__Given instruction__
Print all entries precisely as they are written.

+===+

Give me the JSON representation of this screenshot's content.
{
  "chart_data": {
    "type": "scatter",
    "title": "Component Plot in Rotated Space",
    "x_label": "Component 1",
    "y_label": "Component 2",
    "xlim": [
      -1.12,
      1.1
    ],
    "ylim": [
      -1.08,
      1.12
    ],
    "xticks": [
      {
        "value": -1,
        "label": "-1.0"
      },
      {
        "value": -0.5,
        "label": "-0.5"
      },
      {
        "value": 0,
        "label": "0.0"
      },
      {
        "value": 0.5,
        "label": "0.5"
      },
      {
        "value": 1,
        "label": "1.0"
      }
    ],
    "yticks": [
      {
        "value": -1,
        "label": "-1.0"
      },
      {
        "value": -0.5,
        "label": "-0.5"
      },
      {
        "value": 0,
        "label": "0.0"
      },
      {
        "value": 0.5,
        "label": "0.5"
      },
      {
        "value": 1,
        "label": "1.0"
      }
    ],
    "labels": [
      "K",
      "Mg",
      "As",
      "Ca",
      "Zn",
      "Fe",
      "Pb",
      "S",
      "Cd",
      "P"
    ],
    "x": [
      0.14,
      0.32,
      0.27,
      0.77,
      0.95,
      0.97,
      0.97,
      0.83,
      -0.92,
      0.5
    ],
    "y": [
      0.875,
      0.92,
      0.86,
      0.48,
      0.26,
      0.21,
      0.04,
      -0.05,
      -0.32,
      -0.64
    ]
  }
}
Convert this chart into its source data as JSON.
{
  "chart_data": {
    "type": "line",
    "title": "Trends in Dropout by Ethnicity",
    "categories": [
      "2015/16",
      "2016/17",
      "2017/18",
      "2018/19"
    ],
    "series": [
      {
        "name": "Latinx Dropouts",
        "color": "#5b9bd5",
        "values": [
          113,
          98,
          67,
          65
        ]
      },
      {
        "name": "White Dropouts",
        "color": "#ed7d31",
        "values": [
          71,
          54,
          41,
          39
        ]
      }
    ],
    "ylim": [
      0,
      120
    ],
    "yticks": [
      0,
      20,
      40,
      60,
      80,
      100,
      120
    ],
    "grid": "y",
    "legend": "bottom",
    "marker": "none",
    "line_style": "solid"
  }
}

+===+

__In response__
Give me the JSON representation of this screenshot's content.
{
  "chart_data": {
    "type": "scatter",
    "title": "Component Plot in Rotated Space",
    "x_label": "Component 1",
    "y_label": "Component 2",
    "xlim": [
      -1.12,
      1.1
    ],
    "ylim": [
      -1.08,
      1.12
    ],
    "xticks": [
      {
        "value": -1,
        "label": "-1.0"
      },
      {
        "value": -0.5,
        "label": "-0.5"
      },
      {
        "value": 0,
        "label": "0.0"
      },
      {
        "value": 0.5,
        "label": "0.5"
      },
      {
        "value": 1,
        "label": "1.0"
      }
    ],
    "yticks": [
      {
        "value": -1,
        "label": "-1.0"
      },
      {
        "value": -0.5,
        "label": "-0.5"
      },
      {
        "value": 0,
        "label": "0.0"
      },
      {
        "value": 0.5,
        "label": "0.5"
      },
      {
        "value": 1,
        "label": "1.0"
      }
    ],
    "labels": [
      "K",
      "Mg",
      "As",
      "Ca",
      "Zn",
      "Fe",
      "Pb",
      "S",
      "Cd",
      "P"
    ],
    "x": [
      0.14,
      0.32,
      0.27,
      0.77,
      0.95,
      0.97,
      0.97,
      0.83,
      -0.92,
      0.5
    ],
    "y": [
      0.875,
      0.92,
      0.86,
      0.48,
      0.26,
      0.21,
      0.04,
      -0.05,
      -0.32,
      -0.64
    ]
  }
}
Convert this chart into its source data as JSON.
{
  "chart_data": {
    "type": "line",
    "title": "Trends in Dropout by Ethnicity",
    "categories": [
      "2015/16",
      "2016/17",
      "2017/18",
      "2018/19"
    ],
    "series": [
      {
        "name": "Latinx Dropouts",
        "color": "#5b9bd5",
        "values": [
          113,
          98,
          67,
          65
        ]
      },
      {
        "name": "White Dropouts",
        "color": "#ed7d31",
        "values": [
          71,
          54,
          41,
          39
        ]
      }
    ],
    "ylim": [
      0,
      120
    ],
    "yticks": [
      0,
      20,
      40,
      60,
      80,
      100,
      120
    ],
    "grid": "y",
    "legend": "bottom",
    "marker": "none",
    "line_style": "solid"
  }
}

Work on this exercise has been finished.